━━━━━ EXCERPTED DATA

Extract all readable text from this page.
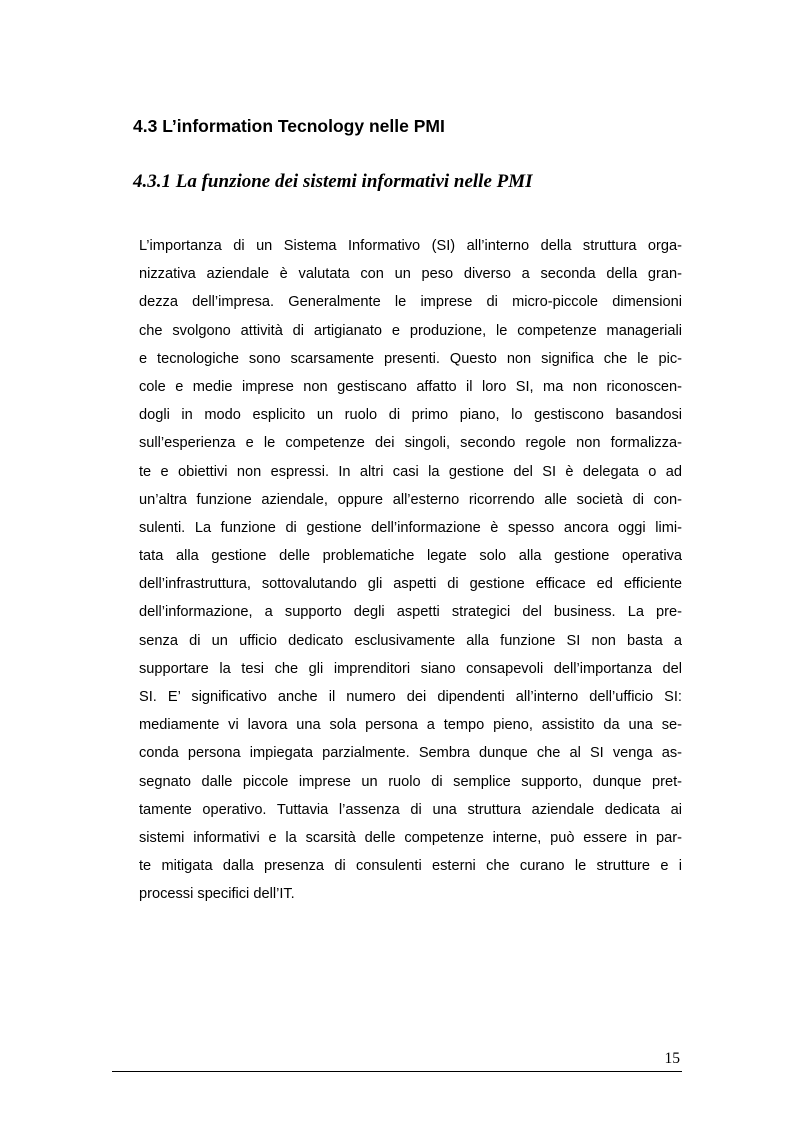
4.3 L’information Tecnology nelle PMI
4.3.1 La funzione dei sistemi informativi nelle PMI
L’importanza di un Sistema Informativo (SI) all’interno della struttura orga-
nizzativa aziendale è valutata con un peso diverso a seconda della gran-
dezza dell’impresa. Generalmente le imprese di micro-piccole dimensioni
che svolgono attività di artigianato e produzione, le competenze manageriali
e tecnologiche sono scarsamente presenti. Questo non significa che le pic-
cole e medie imprese non gestiscano affatto il loro SI, ma non riconoscen-
dogli in modo esplicito un ruolo di primo piano, lo gestiscono basandosi
sull’esperienza e le competenze dei singoli, secondo regole non formalizza-
te e obiettivi non espressi. In altri casi la gestione del SI è delegata o ad
un’altra funzione aziendale, oppure all’esterno ricorrendo alle società di con-
sulenti. La funzione di gestione dell’informazione è spesso ancora oggi limi-
tata alla gestione delle problematiche legate solo alla gestione operativa
dell’infrastruttura, sottovalutando gli aspetti di gestione efficace ed efficiente
dell’informazione, a supporto degli aspetti strategici del business. La pre-
senza di un ufficio dedicato esclusivamente alla funzione SI non basta a
supportare la tesi che gli imprenditori siano consapevoli dell’importanza del
SI. E’ significativo anche il numero dei dipendenti all’interno dell’ufficio SI:
mediamente vi lavora una sola persona a tempo pieno, assistito da una se-
conda persona impiegata parzialmente. Sembra dunque che al SI venga as-
segnato dalle piccole imprese un ruolo di semplice supporto, dunque pret-
tamente operativo. Tuttavia l’assenza di una struttura aziendale dedicata ai
sistemi informativi e la scarsità delle competenze interne, può essere in par-
te mitigata dalla presenza di consulenti esterni che curano le strutture e i
processi specifici dell’IT.
15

━━━━━━━━━━

§ **WHAT IS ASKED**
Transcribe all the records above word for word, without their images.

§ **OUTPUT**
Extract all readable text from this page.
4.3 L’information Tecnology nelle PMI
4.3.1 La funzione dei sistemi informativi nelle PMI
L’importanza di un Sistema Informativo (SI) all’interno della struttura orga-
nizzativa aziendale è valutata con un peso diverso a seconda della gran-
dezza dell’impresa. Generalmente le imprese di micro-piccole dimensioni
che svolgono attività di artigianato e produzione, le competenze manageriali
e tecnologiche sono scarsamente presenti. Questo non significa che le pic-
cole e medie imprese non gestiscano affatto il loro SI, ma non riconoscen-
dogli in modo esplicito un ruolo di primo piano, lo gestiscono basandosi
sull’esperienza e le competenze dei singoli, secondo regole non formalizza-
te e obiettivi non espressi. In altri casi la gestione del SI è delegata o ad
un’altra funzione aziendale, oppure all’esterno ricorrendo alle società di con-
sulenti. La funzione di gestione dell’informazione è spesso ancora oggi limi-
tata alla gestione delle problematiche legate solo alla gestione operativa
dell’infrastruttura, sottovalutando gli aspetti di gestione efficace ed efficiente
dell’informazione, a supporto degli aspetti strategici del business. La pre-
senza di un ufficio dedicato esclusivamente alla funzione SI non basta a
supportare la tesi che gli imprenditori siano consapevoli dell’importanza del
SI. E’ significativo anche il numero dei dipendenti all’interno dell’ufficio SI:
mediamente vi lavora una sola persona a tempo pieno, assistito da una se-
conda persona impiegata parzialmente. Sembra dunque che al SI venga as-
segnato dalle piccole imprese un ruolo di semplice supporto, dunque pret-
tamente operativo. Tuttavia l’assenza di una struttura aziendale dedicata ai
sistemi informativi e la scarsità delle competenze interne, può essere in par-
te mitigata dalla presenza di consulenti esterni che curano le strutture e i
processi specifici dell’IT.
15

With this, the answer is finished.